◆ **Challenge**
List each line holding the string "Weiterhin".

◆ **Provided entries**

------------------------------------------------

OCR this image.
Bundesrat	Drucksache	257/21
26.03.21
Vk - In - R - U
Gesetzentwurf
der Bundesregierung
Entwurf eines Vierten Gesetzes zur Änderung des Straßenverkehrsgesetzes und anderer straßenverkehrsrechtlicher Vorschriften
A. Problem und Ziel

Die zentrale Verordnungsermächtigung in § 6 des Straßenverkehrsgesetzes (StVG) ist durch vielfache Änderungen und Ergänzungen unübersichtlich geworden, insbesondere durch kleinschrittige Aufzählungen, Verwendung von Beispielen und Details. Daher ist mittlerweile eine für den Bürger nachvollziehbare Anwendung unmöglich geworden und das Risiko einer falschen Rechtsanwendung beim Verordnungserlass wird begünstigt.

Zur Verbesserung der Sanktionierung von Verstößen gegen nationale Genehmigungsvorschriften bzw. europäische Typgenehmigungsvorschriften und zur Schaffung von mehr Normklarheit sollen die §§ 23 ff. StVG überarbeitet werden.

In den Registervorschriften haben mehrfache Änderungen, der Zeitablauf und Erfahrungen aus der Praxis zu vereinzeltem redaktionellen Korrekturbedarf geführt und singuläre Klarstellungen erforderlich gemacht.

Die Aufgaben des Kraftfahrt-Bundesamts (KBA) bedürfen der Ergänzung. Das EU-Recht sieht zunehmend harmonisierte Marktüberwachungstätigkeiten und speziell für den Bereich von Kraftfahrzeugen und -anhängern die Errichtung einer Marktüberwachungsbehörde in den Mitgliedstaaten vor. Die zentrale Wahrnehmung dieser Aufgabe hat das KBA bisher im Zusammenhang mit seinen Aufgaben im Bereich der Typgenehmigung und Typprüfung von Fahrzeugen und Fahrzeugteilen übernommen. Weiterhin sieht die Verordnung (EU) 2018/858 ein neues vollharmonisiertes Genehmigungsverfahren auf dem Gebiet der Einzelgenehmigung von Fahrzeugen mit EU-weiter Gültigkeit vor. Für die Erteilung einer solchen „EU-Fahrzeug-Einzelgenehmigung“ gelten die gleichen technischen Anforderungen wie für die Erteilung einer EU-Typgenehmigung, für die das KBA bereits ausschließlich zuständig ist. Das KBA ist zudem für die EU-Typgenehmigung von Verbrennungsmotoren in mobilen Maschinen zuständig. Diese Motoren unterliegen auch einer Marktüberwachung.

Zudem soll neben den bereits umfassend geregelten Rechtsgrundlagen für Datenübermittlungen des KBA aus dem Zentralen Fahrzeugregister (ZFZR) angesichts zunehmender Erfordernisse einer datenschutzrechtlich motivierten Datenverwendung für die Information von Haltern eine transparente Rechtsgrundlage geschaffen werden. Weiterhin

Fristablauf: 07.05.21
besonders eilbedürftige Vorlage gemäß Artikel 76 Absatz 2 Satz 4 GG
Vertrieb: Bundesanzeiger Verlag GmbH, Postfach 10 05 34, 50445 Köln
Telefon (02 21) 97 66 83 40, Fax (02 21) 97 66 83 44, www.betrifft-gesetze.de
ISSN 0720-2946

------------------------------------------------

◆ **Answer for the task**
Die Aufgaben des Kraftfahrt-Bundesamts (KBA) bedürfen der Ergänzung. Das EU-Recht sieht zunehmend harmonisierte Marktüberwachungstätigkeiten und speziell für den Bereich von Kraftfahrzeugen und -anhängern die Errichtung einer Marktüberwachungsbehörde in den Mitgliedstaaten vor. Die zentrale Wahrnehmung dieser Aufgabe hat das KBA bisher im Zusammenhang mit seinen Aufgaben im Bereich der Typgenehmigung und Typprüfung von Fahrzeugen und Fahrzeugteilen übernommen. Weiterhin sieht die Verordnung (EU) 2018/858 ein neues vollharmonisiertes Genehmigungsverfahren auf dem Gebiet der Einzelgenehmigung von Fahrzeugen mit EU-weiter Gültigkeit vor. Für die Erteilung einer solchen „EU-Fahrzeug-Einzelgenehmigung“ gelten die gleichen technischen Anforderungen wie für die Erteilung einer EU-Typgenehmigung, für die das KBA bereits ausschließlich zuständig ist. Das KBA ist zudem für die EU-Typgenehmigung von Verbrennungsmotoren in mobilen Maschinen zuständig. Diese Motoren unterliegen auch einer Marktüberwachung.
Zudem soll neben den bereits umfassend geregelten Rechtsgrundlagen für Datenübermittlungen des KBA aus dem Zentralen Fahrzeugregister (ZFZR) angesichts zunehmender Erfordernisse einer datenschutzrechtlich motivierten Datenverwendung für die Information von Haltern eine transparente Rechtsgrundlage geschaffen werden. Weiterhin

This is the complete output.